Gamm4 hat grade im TS3 gesagt das man KEINE 2 GTX 580 BRAUCHT um max out zu spielen. Er meint eine GTX 580 reicht locker um alles auf FULL HD max out auf 3 monitoren usw zu zocken.


----------



## RobertoZ (20. September 2011)

Nick1313 schrieb:


> Was hier teilweise für mentale Damwinde durch das Forum huschen, unfassbar.
> 
> Ich hab noch eine HD4890 ... werde das Spiel also in DX10 genießen können.
> Was ist das Problem?
> Es gibt keins.


 
Aber echt.

Und wenns nur in mittleren Einstellungen läuft, wayne??? Sieht trotzdem super aus und 10x besser als auf den Konsolen, wo's nur in niedrigen Einstellungen und Dx9 läuft, natürlich inkl. Framedrops, Matschtexturen usw. Am PC hast den Vorteil dass nach belieben (bzw. Rechnerkonfiguration) einstellen kannst, Konsoleros MÜSSEN mit den niedrigen Einstellungen spielen, die haben keine Wahl wie wir. 

Und selbst wenn ich mir ne 6850 kaufe für 140€... Wayne... dafür bin ich dann wieder Up-To-Date!


----------



## Shadow_Man (20. September 2011)

HNRGargamel schrieb:


> krasse Grafik... wenn das Spiel wirklich so aussieht wie in dem Video, dann kann da nix mithalten. Auch von den Animationen mehr als geil.. dafür würde ich mir fast sogar ne zweite 580 GTX zulegen
> 
> Gibts eigentlich auch nen Singleplayermodus oder was sieht man in dem Video?


 
Ja, BF3 hat auch eine Singleplayer-Kampagne.


----------



## Skullmonkey (20. September 2011)

ich hab nur eine! gtx 580 aber ich hol mir bestimmt kein neues board nur damit ich sli zocken kann... kanns ja nich sein son teil kostet 500 öcken!! plus das board usw!


----------



## Fischkop (20. September 2011)

jemand hat gamm4 gefragt ob man mit ner 560ti bf3 auf max. zocken kann und er hat gesagt:
mit richtiger cpu auf max. JA, man braucht keine 2 GTX 580


----------



## LordNycon82 (20. September 2011)

Ob single oder Sli...!!!! ist mir doch scheiss egal!!!!!! Meine 480 AMP rockt das locker!!!


----------



## Lion2k7 (20. September 2011)

2x GTX580? Das isn schlechter Witz!


----------



## pkroos (20. September 2011)

ganz ehrlich,das spiel kauf ich mir nicht wenn die anforderungen echt so hoch sind,ich leihs mir höchstens mal aus zum testen


----------



## Vogel88 (20. September 2011)

glauben tu ich das erst wenn ich es seh....die Grafik in den Videos sieht zwar gut aus aber nicht gut genug um sowas zu rechtfertigen


----------



## rasgul (20. September 2011)

Fischkop schrieb:


> Gamm4 hat grade im TS3 gesagt das man KEINE 2 GTX 580 BRAUCHT um max out zu spielen. Er meint eine GTX 580 reicht locker um alles auf FULL HD max out auf 3 monitoren usw zu zocken.
● ● ● ● ● ● ●
= AUFGABE 1 =
Übersetze den Satz „Ja, BF3 hat auch eine Singleplayer-Kampagne.“ aus dem Forenauszug ins Englische.
= AUFGABE 2 =
Gib aus der Auflistung die Zeilen von der Zeile mit „514, 60, 526]“ bis einschließlich der Zeile mit „lesson-row-8[interactable]: Lesson 8: How“ unverändert wieder.
Der Forenauszug und die Auflistung stehen in keinem Zusammenhang miteinander.
● ● ● ● ● ● ●
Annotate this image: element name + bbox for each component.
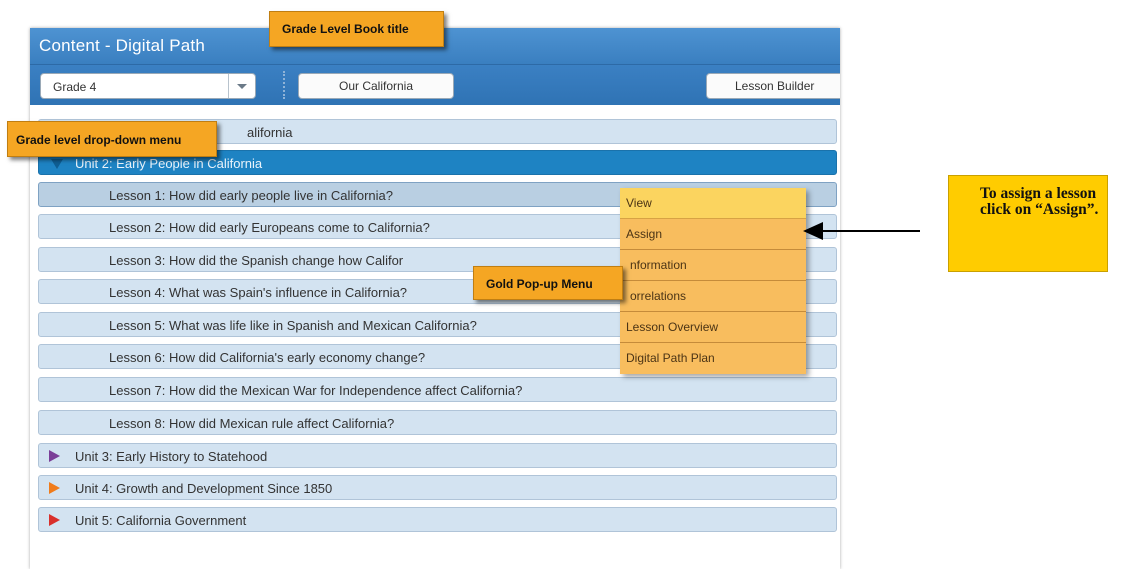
expand-arrow-icon[interactable]	[49, 514, 60, 526]
lesson-label: Lesson 4: What was Spain's influence in …	[109, 285, 408, 300]
pointer-arrow-line	[822, 230, 920, 232]
lesson-label: Lesson 5: What was life like in Spanish …	[109, 318, 477, 333]
unit-row-5[interactable]: Unit 5: California Government	[38, 507, 837, 532]
unit-label: Unit 2: Early People in California	[75, 156, 263, 171]
assign-instruction-note: To assign a lesson click on “Assign”.	[948, 175, 1108, 272]
expand-arrow-icon[interactable]	[49, 450, 60, 462]
arrow-left-icon	[803, 222, 823, 240]
expand-arrow-icon[interactable]	[49, 482, 60, 494]
lesson-row-8[interactable]: Lesson 8: How did Mexican rule affect Ca…	[38, 410, 837, 435]
book-title-callout: Grade Level Book title	[269, 11, 444, 47]
popup-information[interactable]: nformation	[620, 250, 806, 281]
popup-correlations[interactable]: orrelations	[620, 281, 806, 312]
book-title-button[interactable]: Our California	[298, 73, 454, 99]
unit-row-3[interactable]: Unit 3: Early History to Statehood	[38, 443, 837, 468]
unit-label: Unit 3: Early History to Statehood	[75, 449, 268, 464]
collapse-arrow-icon[interactable]	[51, 159, 63, 169]
lesson-label: Lesson 8: How did Mexican rule affect Ca…	[109, 416, 395, 431]
lesson-label: Lesson 6: How did California's early eco…	[109, 350, 426, 365]
unit-label: alifornia	[247, 125, 293, 140]
toolbar: Grade 4 Our California Lesson Builder	[30, 65, 840, 105]
lesson-label: Lesson 7: How did the Mexican War for In…	[109, 383, 523, 398]
chevron-down-icon[interactable]	[228, 74, 255, 98]
lesson-row-7[interactable]: Lesson 7: How did the Mexican War for In…	[38, 377, 837, 402]
grade-level-dropdown[interactable]: Grade 4	[40, 73, 256, 99]
unit-row-4[interactable]: Unit 4: Growth and Development Since 185…	[38, 475, 837, 500]
toolbar-divider	[283, 71, 285, 99]
gold-popup-menu: View Assign nformation orrelations Lesso…	[620, 188, 806, 374]
lesson-label: Lesson 2: How did early Europeans come t…	[109, 220, 430, 235]
grade-level-value: Grade 4	[53, 80, 97, 94]
popup-callout: Gold Pop-up Menu	[473, 266, 623, 300]
unit-label: Unit 5: California Government	[75, 513, 247, 528]
unit-label: Unit 4: Growth and Development Since 185…	[75, 481, 333, 496]
popup-assign[interactable]: Assign	[620, 219, 806, 250]
lesson-label: Lesson 3: How did the Spanish change how…	[109, 253, 404, 268]
dropdown-callout: Grade level drop-down menu	[7, 121, 217, 157]
window-title: Content - Digital Path	[39, 36, 205, 55]
popup-digital-path-plan[interactable]: Digital Path Plan	[620, 343, 806, 374]
popup-lesson-overview[interactable]: Lesson Overview	[620, 312, 806, 343]
lesson-builder-button[interactable]: Lesson Builder	[706, 73, 840, 99]
lesson-label: Lesson 1: How did early people live in C…	[109, 188, 393, 203]
popup-view[interactable]: View	[620, 188, 806, 219]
● ● ● ● ● ● ●
= LÖSUNG 1 =
Yes, BF3 also has a single-player campaign.

= LÖSUNG 2 =
expand-arrow-icon[interactable]	[49, 514, 60, 526]
lesson-label: Lesson 4: What was Spain's influence in …	[109, 285, 408, 300]
pointer-arrow-line	[822, 230, 920, 232]
lesson-label: Lesson 5: What was life like in Spanish …	[109, 318, 477, 333]
unit-row-5[interactable]: Unit 5: California Government	[38, 507, 837, 532]
unit-label: Unit 2: Early People in California	[75, 156, 263, 171]
assign-instruction-note: To assign a lesson click on “Assign”.	[948, 175, 1108, 272]
expand-arrow-icon[interactable]	[49, 450, 60, 462]
arrow-left-icon	[803, 222, 823, 240]
expand-arrow-icon[interactable]	[49, 482, 60, 494]
lesson-row-8[interactable]: Lesson 8: How did Mexican rule affect Ca…	[38, 410, 837, 435]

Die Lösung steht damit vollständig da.